--- Directive ---
Copy out the whole listing exactly as written, leaving the pictures behind.

--- Data to use ---
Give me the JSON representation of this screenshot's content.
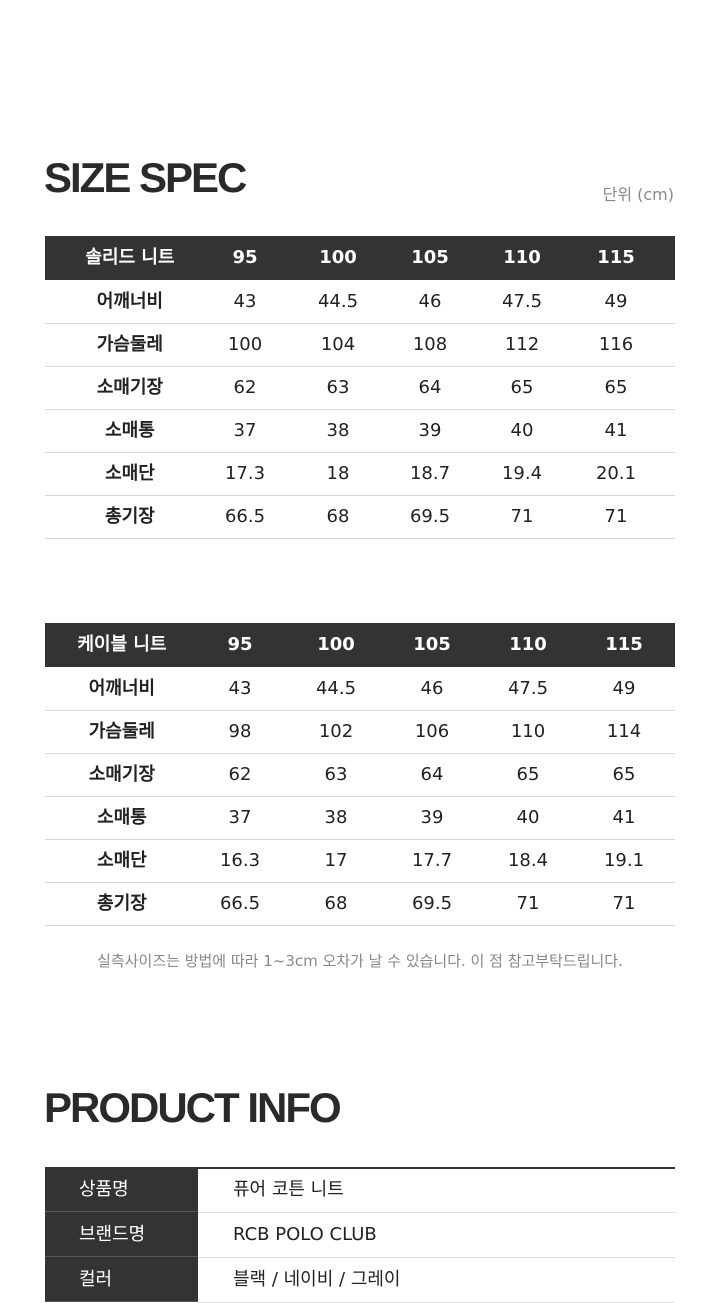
{
  "size_spec": {
    "title": "SIZE SPEC",
    "unit": "단위 (cm)",
    "tables": [
      {
        "header": [
          "솔리드 니트",
          "95",
          "100",
          "105",
          "110",
          "115"
        ],
        "rows": [
          [
            "어깨너비",
            "43",
            "44.5",
            "46",
            "47.5",
            "49"
          ],
          [
            "가슴둘레",
            "100",
            "104",
            "108",
            "112",
            "116"
          ],
          [
            "소매기장",
            "62",
            "63",
            "64",
            "65",
            "65"
          ],
          [
            "소매통",
            "37",
            "38",
            "39",
            "40",
            "41"
          ],
          [
            "소매단",
            "17.3",
            "18",
            "18.7",
            "19.4",
            "20.1"
          ],
          [
            "총기장",
            "66.5",
            "68",
            "69.5",
            "71",
            "71"
          ]
        ]
      },
      {
        "header": [
          "케이블 니트",
          "95",
          "100",
          "105",
          "110",
          "115"
        ],
        "rows": [
          [
            "어깨너비",
            "43",
            "44.5",
            "46",
            "47.5",
            "49"
          ],
          [
            "가슴둘레",
            "98",
            "102",
            "106",
            "110",
            "114"
          ],
          [
            "소매기장",
            "62",
            "63",
            "64",
            "65",
            "65"
          ],
          [
            "소매통",
            "37",
            "38",
            "39",
            "40",
            "41"
          ],
          [
            "소매단",
            "16.3",
            "17",
            "17.7",
            "18.4",
            "19.1"
          ],
          [
            "총기장",
            "66.5",
            "68",
            "69.5",
            "71",
            "71"
          ]
        ]
      }
    ],
    "note": "실측사이즈는 방법에 따라 1~3cm 오차가 날 수 있습니다. 이 점 참고부탁드립니다."
  },
  "product_info": {
    "title": "PRODUCT INFO",
    "rows": [
      [
        "상품명",
        "퓨어 코튼 니트"
      ],
      [
        "브랜드명",
        "RCB POLO CLUB"
      ],
      [
        "컬러",
        "블랙 / 네이비 / 그레이"
      ]
    ]
  }
}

--- Solution to this exercise ---
Give me the JSON representation of this screenshot's content.
{
  "size_spec": {
    "title": "SIZE SPEC",
    "unit": "단위 (cm)",
    "tables": [
      {
        "header": [
          "솔리드 니트",
          "95",
          "100",
          "105",
          "110",
          "115"
        ],
        "rows": [
          [
            "어깨너비",
            "43",
            "44.5",
            "46",
            "47.5",
            "49"
          ],
          [
            "가슴둘레",
            "100",
            "104",
            "108",
            "112",
            "116"
          ],
          [
            "소매기장",
            "62",
            "63",
            "64",
            "65",
            "65"
          ],
          [
            "소매통",
            "37",
            "38",
            "39",
            "40",
            "41"
          ],
          [
            "소매단",
            "17.3",
            "18",
            "18.7",
            "19.4",
            "20.1"
          ],
          [
            "총기장",
            "66.5",
            "68",
            "69.5",
            "71",
            "71"
          ]
        ]
      },
      {
        "header": [
          "케이블 니트",
          "95",
          "100",
          "105",
          "110",
          "115"
        ],
        "rows": [
          [
            "어깨너비",
            "43",
            "44.5",
            "46",
            "47.5",
            "49"
          ],
          [
            "가슴둘레",
            "98",
            "102",
            "106",
            "110",
            "114"
          ],
          [
            "소매기장",
            "62",
            "63",
            "64",
            "65",
            "65"
          ],
          [
            "소매통",
            "37",
            "38",
            "39",
            "40",
            "41"
          ],
          [
            "소매단",
            "16.3",
            "17",
            "17.7",
            "18.4",
            "19.1"
          ],
          [
            "총기장",
            "66.5",
            "68",
            "69.5",
            "71",
            "71"
          ]
        ]
      }
    ],
    "note": "실측사이즈는 방법에 따라 1~3cm 오차가 날 수 있습니다. 이 점 참고부탁드립니다."
  },
  "product_info": {
    "title": "PRODUCT INFO",
    "rows": [
      [
        "상품명",
        "퓨어 코튼 니트"
      ],
      [
        "브랜드명",
        "RCB POLO CLUB"
      ],
      [
        "컬러",
        "블랙 / 네이비 / 그레이"
      ]
    ]
  }
}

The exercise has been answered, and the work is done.